■ **Task**
Print every line of the entries below verbatim, omitting the pictures.

■ **Records for this exercise**
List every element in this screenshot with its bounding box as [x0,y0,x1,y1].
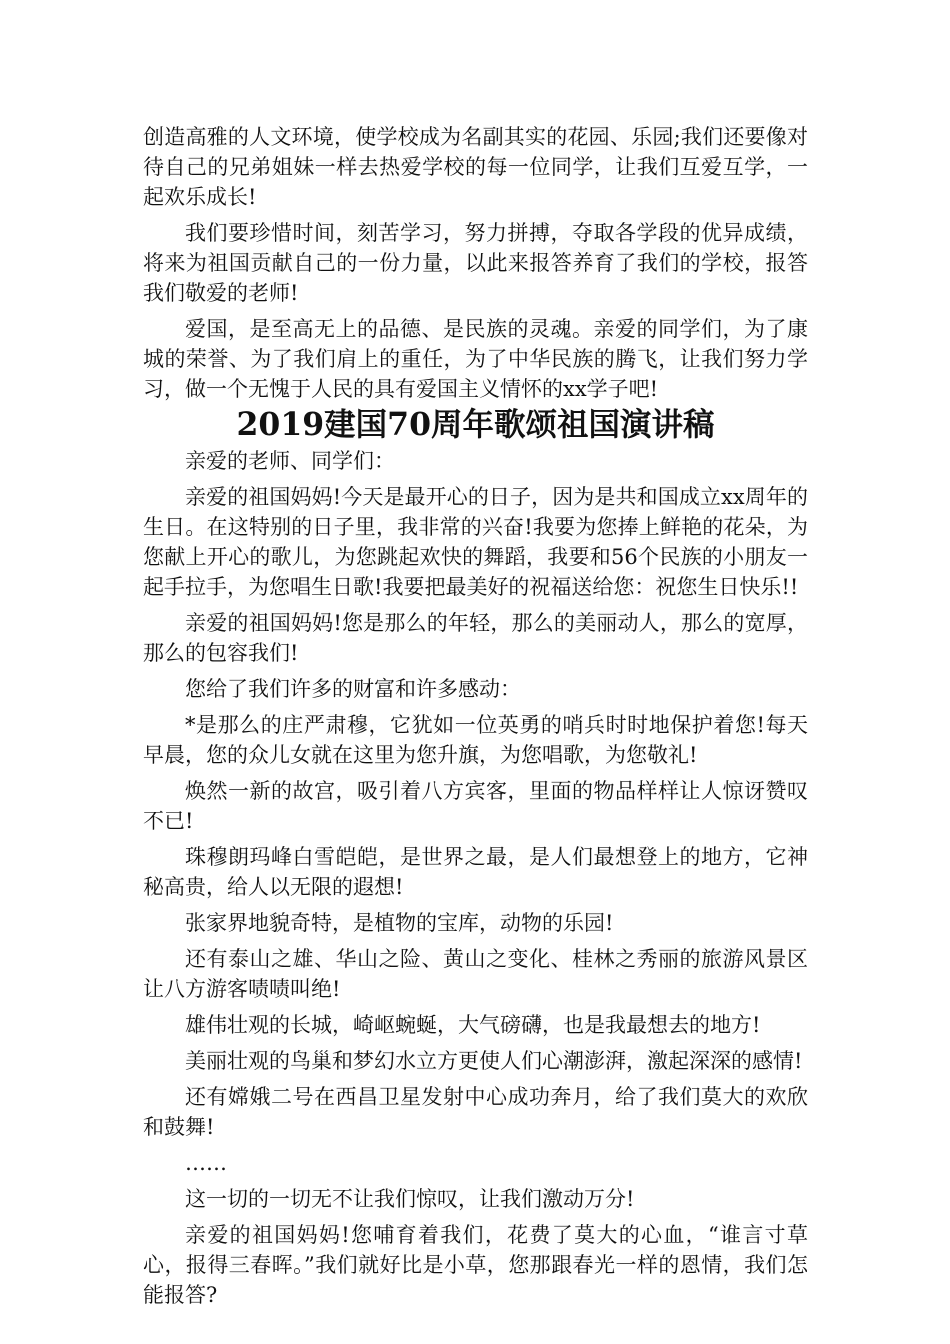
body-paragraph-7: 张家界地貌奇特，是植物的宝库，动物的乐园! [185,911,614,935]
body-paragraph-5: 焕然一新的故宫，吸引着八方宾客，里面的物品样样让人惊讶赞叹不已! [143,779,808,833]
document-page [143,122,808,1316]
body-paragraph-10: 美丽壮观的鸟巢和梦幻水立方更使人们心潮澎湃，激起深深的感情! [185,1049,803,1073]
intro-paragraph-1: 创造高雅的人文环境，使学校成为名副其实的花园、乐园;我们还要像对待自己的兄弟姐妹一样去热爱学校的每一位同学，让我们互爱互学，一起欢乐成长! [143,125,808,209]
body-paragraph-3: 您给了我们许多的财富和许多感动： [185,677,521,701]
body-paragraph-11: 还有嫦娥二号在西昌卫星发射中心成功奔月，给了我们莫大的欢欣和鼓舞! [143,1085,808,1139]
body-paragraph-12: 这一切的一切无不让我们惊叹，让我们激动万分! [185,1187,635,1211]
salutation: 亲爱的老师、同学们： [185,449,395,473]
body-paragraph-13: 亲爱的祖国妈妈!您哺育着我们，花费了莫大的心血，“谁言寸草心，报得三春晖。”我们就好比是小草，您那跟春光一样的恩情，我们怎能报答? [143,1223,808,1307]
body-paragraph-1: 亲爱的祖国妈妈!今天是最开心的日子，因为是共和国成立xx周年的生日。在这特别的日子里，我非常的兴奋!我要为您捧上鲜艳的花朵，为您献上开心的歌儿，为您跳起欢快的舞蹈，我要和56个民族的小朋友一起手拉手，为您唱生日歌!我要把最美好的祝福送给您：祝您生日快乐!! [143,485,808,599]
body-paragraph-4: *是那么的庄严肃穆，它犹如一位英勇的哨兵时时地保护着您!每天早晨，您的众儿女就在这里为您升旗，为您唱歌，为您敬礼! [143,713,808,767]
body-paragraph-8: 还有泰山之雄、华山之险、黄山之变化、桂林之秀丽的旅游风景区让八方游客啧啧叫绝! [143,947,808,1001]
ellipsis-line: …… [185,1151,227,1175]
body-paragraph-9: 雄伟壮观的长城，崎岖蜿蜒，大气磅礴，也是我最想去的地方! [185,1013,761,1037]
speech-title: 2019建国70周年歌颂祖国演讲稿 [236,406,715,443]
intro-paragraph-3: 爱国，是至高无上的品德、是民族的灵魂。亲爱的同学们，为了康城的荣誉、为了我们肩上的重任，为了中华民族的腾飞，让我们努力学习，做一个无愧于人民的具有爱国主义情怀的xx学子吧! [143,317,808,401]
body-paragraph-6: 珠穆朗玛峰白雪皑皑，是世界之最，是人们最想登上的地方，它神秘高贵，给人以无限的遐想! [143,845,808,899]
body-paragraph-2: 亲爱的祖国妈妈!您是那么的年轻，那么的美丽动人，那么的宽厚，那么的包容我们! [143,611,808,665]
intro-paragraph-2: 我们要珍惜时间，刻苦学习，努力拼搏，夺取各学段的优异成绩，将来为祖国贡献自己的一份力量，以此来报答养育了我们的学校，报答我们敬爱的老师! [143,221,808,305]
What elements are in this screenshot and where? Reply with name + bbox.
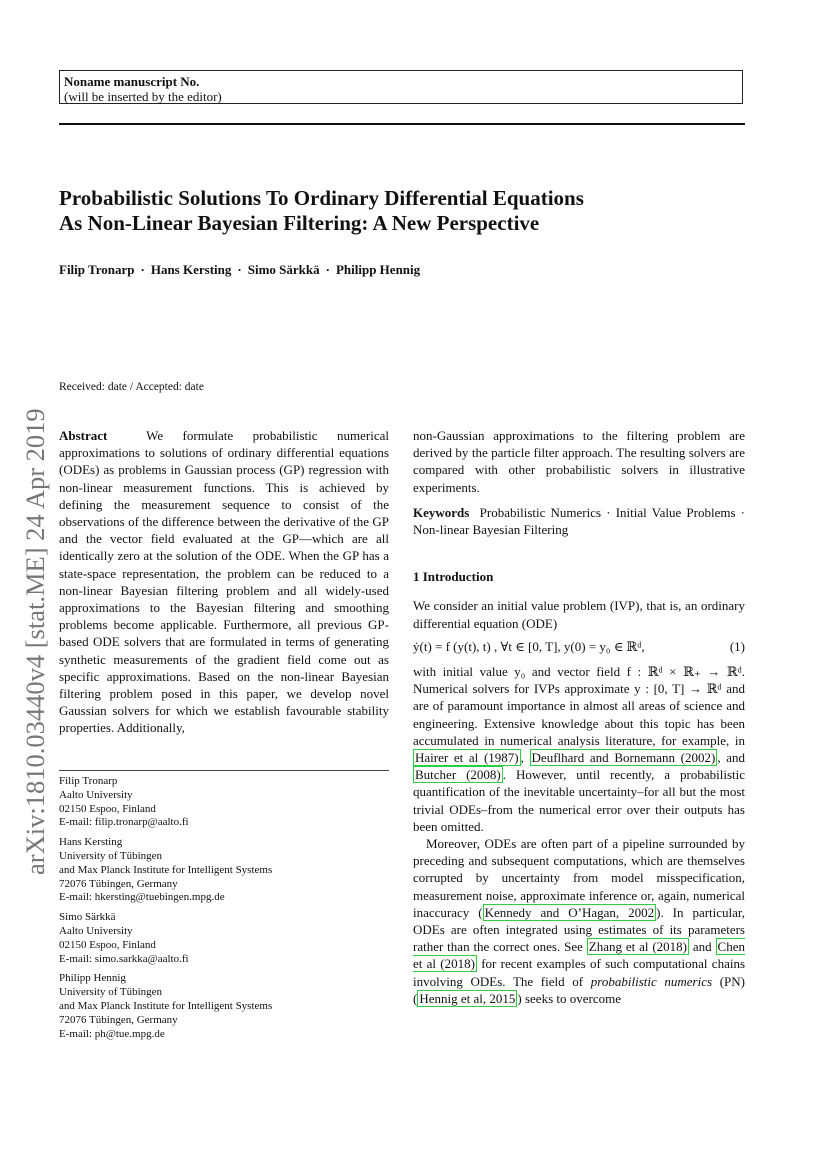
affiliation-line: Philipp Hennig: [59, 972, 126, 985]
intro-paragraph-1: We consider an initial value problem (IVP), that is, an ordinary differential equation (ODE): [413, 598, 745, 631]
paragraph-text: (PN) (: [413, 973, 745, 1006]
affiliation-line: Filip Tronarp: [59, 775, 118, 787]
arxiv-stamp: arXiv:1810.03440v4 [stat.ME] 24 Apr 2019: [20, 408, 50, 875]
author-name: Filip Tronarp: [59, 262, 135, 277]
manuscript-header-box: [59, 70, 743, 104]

■ **Reply**
List every element in this screenshot with its bounding box as [x0,y0,x1,y1].
body-paragraph-7: 张家界地貌奇特，是植物的宝库，动物的乐园! [185,911,614,935]
body-paragraph-5: 焕然一新的故宫，吸引着八方宾客，里面的物品样样让人惊讶赞叹不已! [143,779,808,833]
document-page [143,122,808,1316]
body-paragraph-10: 美丽壮观的鸟巢和梦幻水立方更使人们心潮澎湃，激起深深的感情! [185,1049,803,1073]
intro-paragraph-1: 创造高雅的人文环境，使学校成为名副其实的花园、乐园;我们还要像对待自己的兄弟姐妹一样去热爱学校的每一位同学，让我们互爱互学，一起欢乐成长! [143,125,808,209]
body-paragraph-3: 您给了我们许多的财富和许多感动： [185,677,521,701]
body-paragraph-11: 还有嫦娥二号在西昌卫星发射中心成功奔月，给了我们莫大的欢欣和鼓舞! [143,1085,808,1139]
body-paragraph-12: 这一切的一切无不让我们惊叹，让我们激动万分! [185,1187,635,1211]
salutation: 亲爱的老师、同学们： [185,449,395,473]
body-paragraph-13: 亲爱的祖国妈妈!您哺育着我们，花费了莫大的心血，“谁言寸草心，报得三春晖。”我们就好比是小草，您那跟春光一样的恩情，我们怎能报答? [143,1223,808,1307]
body-paragraph-1: 亲爱的祖国妈妈!今天是最开心的日子，因为是共和国成立xx周年的生日。在这特别的日子里，我非常的兴奋!我要为您捧上鲜艳的花朵，为您献上开心的歌儿，为您跳起欢快的舞蹈，我要和56个民族的小朋友一起手拉手，为您唱生日歌!我要把最美好的祝福送给您：祝您生日快乐!! [143,485,808,599]
body-paragraph-4: *是那么的庄严肃穆，它犹如一位英勇的哨兵时时地保护着您!每天早晨，您的众儿女就在这里为您升旗，为您唱歌，为您敬礼! [143,713,808,767]
body-paragraph-8: 还有泰山之雄、华山之险、黄山之变化、桂林之秀丽的旅游风景区让八方游客啧啧叫绝! [143,947,808,1001]
ellipsis-line: …… [185,1151,227,1175]
body-paragraph-9: 雄伟壮观的长城，崎岖蜿蜒，大气磅礴，也是我最想去的地方! [185,1013,761,1037]
speech-title: 2019建国70周年歌颂祖国演讲稿 [236,406,715,443]
intro-paragraph-3: 爱国，是至高无上的品德、是民族的灵魂。亲爱的同学们，为了康城的荣誉、为了我们肩上的重任，为了中华民族的腾飞，让我们努力学习，做一个无愧于人民的具有爱国主义情怀的xx学子吧! [143,317,808,401]
body-paragraph-6: 珠穆朗玛峰白雪皑皑，是世界之最，是人们最想登上的地方，它神秘高贵，给人以无限的遐想! [143,845,808,899]
body-paragraph-2: 亲爱的祖国妈妈!您是那么的年轻，那么的美丽动人，那么的宽厚，那么的包容我们! [143,611,808,665]
intro-paragraph-2: 我们要珍惜时间，刻苦学习，努力拼搏，夺取各学段的优异成绩，将来为祖国贡献自己的一份力量，以此来报答养育了我们的学校，报答我们敬爱的老师! [143,221,808,305]
What elements are in this screenshot and where? Reply with name + bbox.
affiliation-line: Philipp Hennig: [59, 972, 126, 985]
intro-paragraph-1: We consider an initial value problem (IVP), that is, an ordinary differential equation (ODE): [413, 598, 745, 631]
paragraph-text: (PN) (: [413, 973, 745, 1006]
affiliation-line: Filip Tronarp: [59, 775, 118, 787]
arxiv-stamp: arXiv:1810.03440v4 [stat.ME] 24 Apr 2019: [20, 408, 50, 875]
author-name: Filip Tronarp: [59, 262, 135, 277]
manuscript-header-box: [59, 70, 743, 104]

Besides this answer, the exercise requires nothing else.